Type out the data exactly as given. Skip any image.
======== PROVIDED DATA ========
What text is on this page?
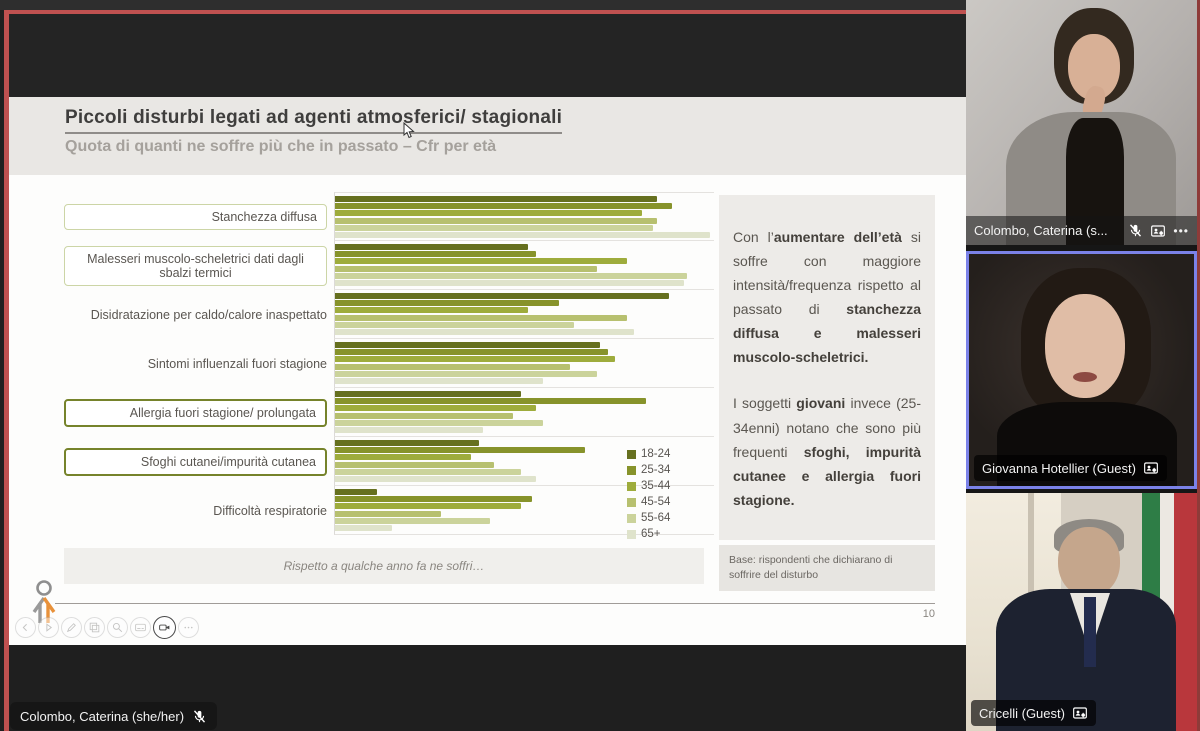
Piccoli disturbi legati ad agenti atmosferici/ stagionali
Quota di quanti ne soffre più che in passato – Cfr per età
Stanchezza diffusa
Malesseri muscolo-scheletrici dati dagli sbalzi termici
Disidratazione per caldo/calore inaspettato
Sintomi influenzali fuori stagione
Allergia fuori stagione/ prolungata
Sfoghi cutanei/impurità cutanea
Difficoltà respiratorie
18-24
25-34
35-44
45-54
55-64
65+

Con l’aumentare dell’età si soffre con maggiore intensità/frequenza rispetto al passato di stanchezza diffusa e malesseri muscolo-scheletrici.

I soggetti giovani invece (25-34enni) notano che sono più frequenti sfoghi, impurità cutanee e allergia fuori stagione.

Rispetto a qualche anno fa ne soffri…	Base: rispondenti che dichiarano di soffrire del disturbo
10
Colombo, Caterina (she/her)
Colombo, Caterina (s...	•••
Giovanna Hotellier (Guest)
Cricelli (Guest)
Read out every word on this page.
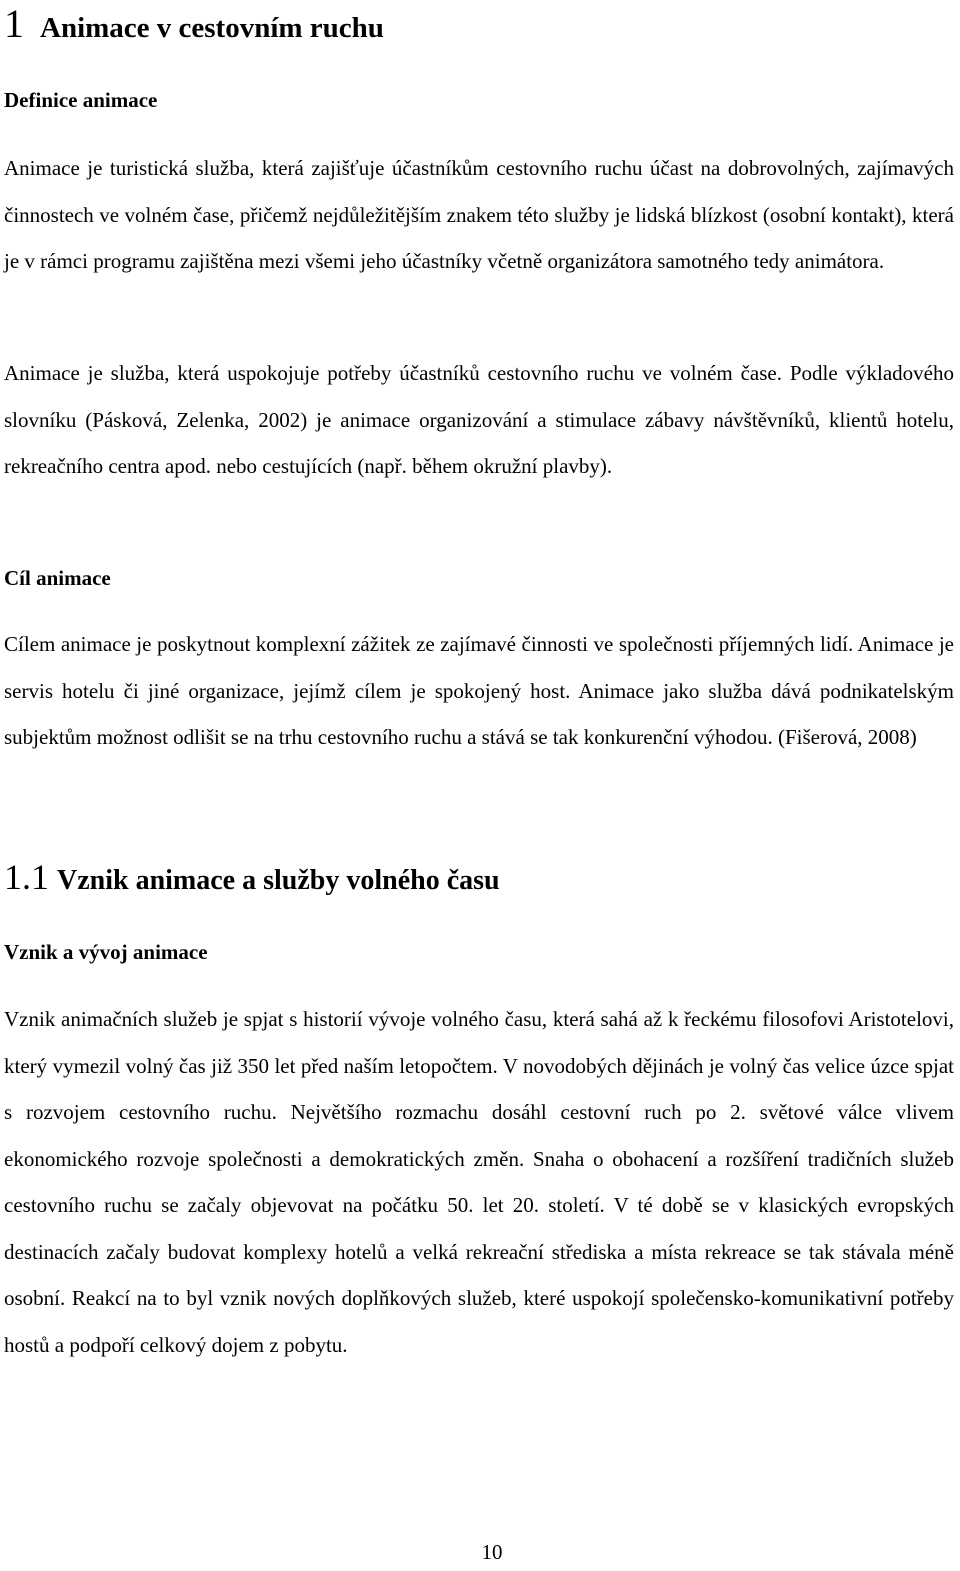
1 Animace v cestovním ruchu
Definice animace

Animace je turistická služba, která zajišťuje účastníkům cestovního ruchu účast na dobrovolných, zajímavých činnostech ve volném čase, přičemž nejdůležitějším znakem této služby je lidská blízkost (osobní kontakt), která je v rámci programu zajištěna mezi všemi jeho účastníky včetně organizátora samotného tedy animátora.

Animace je služba, která uspokojuje potřeby účastníků cestovního ruchu ve volném čase. Podle výkladového slovníku (Pásková, Zelenka, 2002) je animace organizování a stimulace zábavy návštěvníků, klientů hotelu, rekreačního centra apod. nebo cestujících (např. během okružní plavby).

Cíl animace

Cílem animace je poskytnout komplexní zážitek ze zajímavé činnosti ve společnosti příjemných lidí. Animace je servis hotelu či jiné organizace, jejímž cílem je spokojený host. Animace jako služba dává podnikatelským subjektům možnost odlišit se na trhu cestovního ruchu a stává se tak konkurenční výhodou. (Fišerová, 2008)

1.1 Vznik animace a služby volného času
Vznik a vývoj animace

Vznik animačních služeb je spjat s historií vývoje volného času, která sahá až k řeckému filosofovi Aristotelovi, který vymezil volný čas již 350 let před naším letopočtem. V novodobých dějinách je volný čas velice úzce spjat s rozvojem cestovního ruchu. Největšího rozmachu dosáhl cestovní ruch po 2. světové válce vlivem ekonomického rozvoje společnosti a demokratických změn. Snaha o obohacení a rozšíření tradičních služeb cestovního ruchu se začaly objevovat na počátku 50. let 20. století. V té době se v klasických evropských destinacích začaly budovat komplexy hotelů a velká rekreační střediska a místa rekreace se tak stávala méně osobní. Reakcí na to byl vznik nových doplňkových služeb, které uspokojí společensko-komunikativní potřeby hostů a podpoří celkový dojem z pobytu.

10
========
_RESULT OF THE EXERCISE_
What text is on this page?
Piccoli disturbi legati ad agenti atmosferici/ stagionali
Quota di quanti ne soffre più che in passato – Cfr per età
Stanchezza diffusa
Malesseri muscolo-scheletrici dati dagli sbalzi termici
Disidratazione per caldo/calore inaspettato
Sintomi influenzali fuori stagione
Allergia fuori stagione/ prolungata
Sfoghi cutanei/impurità cutanea
Difficoltà respiratorie
18-24
25-34
35-44
45-54
55-64
65+

Con l’aumentare dell’età si soffre con maggiore intensità/frequenza rispetto al passato di stanchezza diffusa e malesseri muscolo-scheletrici.

I soggetti giovani invece (25-34enni) notano che sono più frequenti sfoghi, impurità cutanee e allergia fuori stagione.

Rispetto a qualche anno fa ne soffri…	Base: rispondenti che dichiarano di soffrire del disturbo
10
Colombo, Caterina (she/her)
Colombo, Caterina (s...	•••
Giovanna Hotellier (Guest)
Cricelli (Guest)
Read out every word on this page.
1 Animace v cestovním ruchu
Definice animace

Animace je turistická služba, která zajišťuje účastníkům cestovního ruchu účast na dobrovolných, zajímavých činnostech ve volném čase, přičemž nejdůležitějším znakem této služby je lidská blízkost (osobní kontakt), která je v rámci programu zajištěna mezi všemi jeho účastníky včetně organizátora samotného tedy animátora.

Animace je služba, která uspokojuje potřeby účastníků cestovního ruchu ve volném čase. Podle výkladového slovníku (Pásková, Zelenka, 2002) je animace organizování a stimulace zábavy návštěvníků, klientů hotelu, rekreačního centra apod. nebo cestujících (např. během okružní plavby).

Cíl animace

Cílem animace je poskytnout komplexní zážitek ze zajímavé činnosti ve společnosti příjemných lidí. Animace je servis hotelu či jiné organizace, jejímž cílem je spokojený host. Animace jako služba dává podnikatelským subjektům možnost odlišit se na trhu cestovního ruchu a stává se tak konkurenční výhodou. (Fišerová, 2008)

1.1 Vznik animace a služby volného času
Vznik a vývoj animace

Vznik animačních služeb je spjat s historií vývoje volného času, která sahá až k řeckému filosofovi Aristotelovi, který vymezil volný čas již 350 let před naším letopočtem. V novodobých dějinách je volný čas velice úzce spjat s rozvojem cestovního ruchu. Největšího rozmachu dosáhl cestovní ruch po 2. světové válce vlivem ekonomického rozvoje společnosti a demokratických změn. Snaha o obohacení a rozšíření tradičních služeb cestovního ruchu se začaly objevovat na počátku 50. let 20. století. V té době se v klasických evropských destinacích začaly budovat komplexy hotelů a velká rekreační střediska a místa rekreace se tak stávala méně osobní. Reakcí na to byl vznik nových doplňkových služeb, které uspokojí společensko-komunikativní potřeby hostů a podpoří celkový dojem z pobytu.

10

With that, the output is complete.